### Exercise material ###

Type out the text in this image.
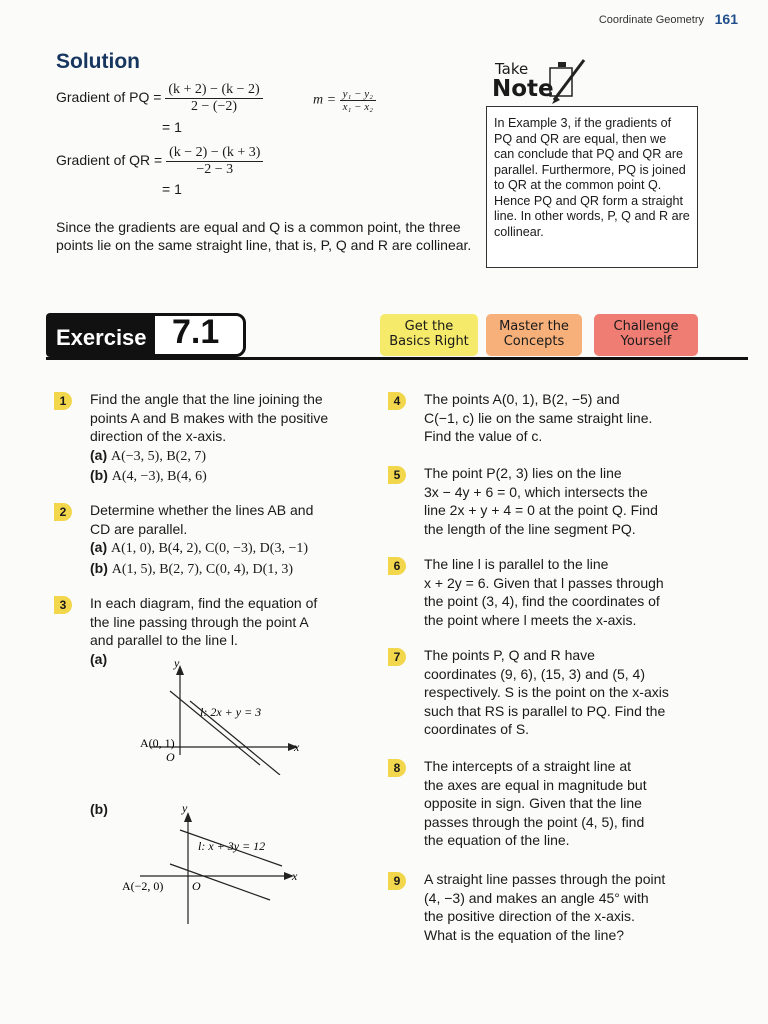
Coordinate Geometry 161
Solution
Gradient of PQ = $\frac{(k + 2) - (k - 2)}{2 - (-2)}$	$m = \frac{\text{y₁ − y₂}}{\text{x₁ − x₂}}$
= 1
Gradient of QR = $\frac{(k - 2) - (k + 3)}{-2 - 3}$
= 1
Since the gradients are equal and Q is a common point, the three points lie on the same straight line, that is, P, Q and R are collinear.
Take
Note
In Example 3, if the gradients of PQ and QR are equal, then we can conclude that PQ and QR are parallel. Furthermore, PQ is joined to QR at the common point Q. Hence PQ and QR form a straight line. In other words, P, Q and R are collinear.
Exercise 7.1	Get the
Basics Right
Master the
Concepts
Challenge
Yourself
1	Find the angle that the line joining the
points A and B makes with the positive
direction of the x-axis.
(a) A(−3, 5), B(2, 7)
(b) A(4, −3), B(4, 6)
2	Determine whether the lines AB and
CD are parallel.
(a) A(1, 0), B(4, 2), C(0, −3), D(3, −1)
(b) A(1, 5), B(2, 7), C(0, 4), D(1, 3)
3	In each diagram, find the equation of
the line passing through the point A
and parallel to the line l.
(a)	y
x
O
l: 2x + y = 3
A(0, 1)
(b)	y
x
O
l: x + 3y = 12
A(−2, 0)
4	The points A(0, 1), B(2, −5) and
C(−1, c) lie on the same straight line.
Find the value of c.
5	The point P(2, 3) lies on the line
3x − 4y + 6 = 0, which intersects the
line 2x + y + 4 = 0 at the point Q. Find
the length of the line segment PQ.
6	The line l is parallel to the line
x + 2y = 6. Given that l passes through
the point (3, 4), find the coordinates of
the point where l meets the x-axis.
7	The points P, Q and R have
coordinates (9, 6), (15, 3) and (5, 4)
respectively. S is the point on the x-axis
such that RS is parallel to PQ. Find the
coordinates of S.
8	The intercepts of a straight line at
the axes are equal in magnitude but
opposite in sign. Given that the line
passes through the point (4, 5), find
the equation of the line.
9	A straight line passes through the point
(4, −3) and makes an angle 45° with
the positive direction of the x-axis.
What is the equation of the line?
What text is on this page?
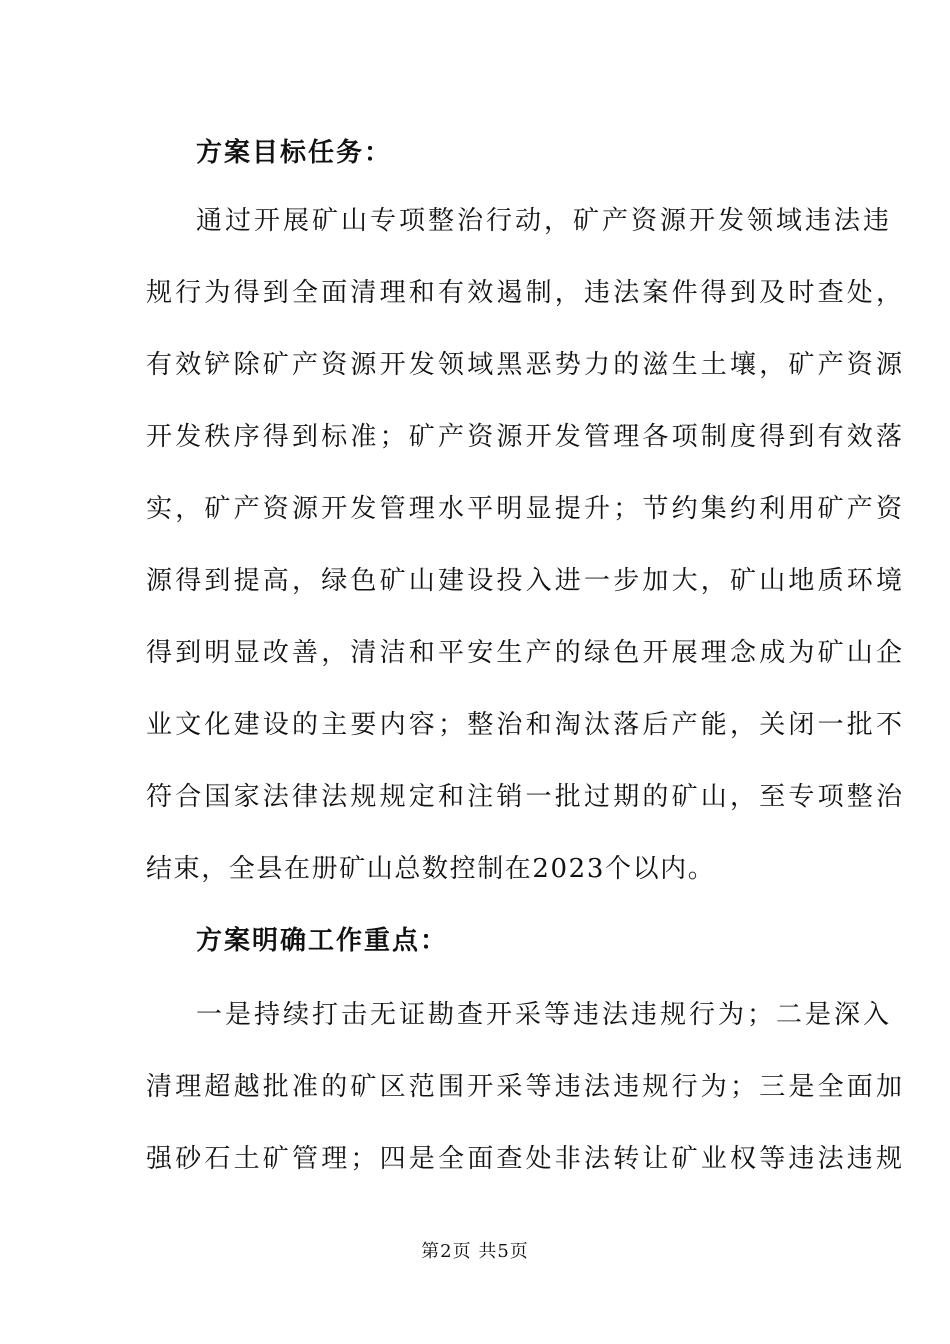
方案目标任务：
通过开展矿山专项整治行动，矿产资源开发领域违法违
规行为得到全面清理和有效遏制，违法案件得到及时查处，
有效铲除矿产资源开发领域黑恶势力的滋生土壤，矿产资源
开发秩序得到标准；矿产资源开发管理各项制度得到有效落
实，矿产资源开发管理水平明显提升；节约集约利用矿产资
源得到提高，绿色矿山建设投入进一步加大，矿山地质环境
得到明显改善，清洁和平安生产的绿色开展理念成为矿山企
业文化建设的主要内容；整治和淘汰落后产能，关闭一批不
符合国家法律法规规定和注销一批过期的矿山，至专项整治
结束，全县在册矿山总数控制在2023个以内。
方案明确工作重点：
一是持续打击无证勘查开采等违法违规行为；二是深入
清理超越批准的矿区范围开采等违法违规行为；三是全面加
强砂石土矿管理；四是全面查处非法转让矿业权等违法违规
第2页 共5页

###

> Task prompt:
Retype each record exactly as it stands, but do not include the pictures.

> In response:
Type out the text in this image.
Coordinate Geometry 161
Solution
Gradient of PQ = $\frac{(k + 2) - (k - 2)}{2 - (-2)}$	$m = \frac{\text{y₁ − y₂}}{\text{x₁ − x₂}}$
= 1
Gradient of QR = $\frac{(k - 2) - (k + 3)}{-2 - 3}$
= 1
Since the gradients are equal and Q is a common point, the three points lie on the same straight line, that is, P, Q and R are collinear.
Take
Note
In Example 3, if the gradients of PQ and QR are equal, then we can conclude that PQ and QR are parallel. Furthermore, PQ is joined to QR at the common point Q. Hence PQ and QR form a straight line. In other words, P, Q and R are collinear.
Exercise 7.1	Get the
Basics Right
Master the
Concepts
Challenge
Yourself
1	Find the angle that the line joining the
points A and B makes with the positive
direction of the x-axis.
(a) A(−3, 5), B(2, 7)
(b) A(4, −3), B(4, 6)
2	Determine whether the lines AB and
CD are parallel.
(a) A(1, 0), B(4, 2), C(0, −3), D(3, −1)
(b) A(1, 5), B(2, 7), C(0, 4), D(1, 3)
3	In each diagram, find the equation of
the line passing through the point A
and parallel to the line l.
(a)	y
x
O
l: 2x + y = 3
A(0, 1)
(b)	y
x
O
l: x + 3y = 12
A(−2, 0)
4	The points A(0, 1), B(2, −5) and
C(−1, c) lie on the same straight line.
Find the value of c.
5	The point P(2, 3) lies on the line
3x − 4y + 6 = 0, which intersects the
line 2x + y + 4 = 0 at the point Q. Find
the length of the line segment PQ.
6	The line l is parallel to the line
x + 2y = 6. Given that l passes through
the point (3, 4), find the coordinates of
the point where l meets the x-axis.
7	The points P, Q and R have
coordinates (9, 6), (15, 3) and (5, 4)
respectively. S is the point on the x-axis
such that RS is parallel to PQ. Find the
coordinates of S.
8	The intercepts of a straight line at
the axes are equal in magnitude but
opposite in sign. Given that the line
passes through the point (4, 5), find
the equation of the line.
9	A straight line passes through the point
(4, −3) and makes an angle 45° with
the positive direction of the x-axis.
What is the equation of the line?
What text is on this page?
方案目标任务：
通过开展矿山专项整治行动，矿产资源开发领域违法违
规行为得到全面清理和有效遏制，违法案件得到及时查处，
有效铲除矿产资源开发领域黑恶势力的滋生土壤，矿产资源
开发秩序得到标准；矿产资源开发管理各项制度得到有效落
实，矿产资源开发管理水平明显提升；节约集约利用矿产资
源得到提高，绿色矿山建设投入进一步加大，矿山地质环境
得到明显改善，清洁和平安生产的绿色开展理念成为矿山企
业文化建设的主要内容；整治和淘汰落后产能，关闭一批不
符合国家法律法规规定和注销一批过期的矿山，至专项整治
结束，全县在册矿山总数控制在2023个以内。
方案明确工作重点：
一是持续打击无证勘查开采等违法违规行为；二是深入
清理超越批准的矿区范围开采等违法违规行为；三是全面加
强砂石土矿管理；四是全面查处非法转让矿业权等违法违规
第2页 共5页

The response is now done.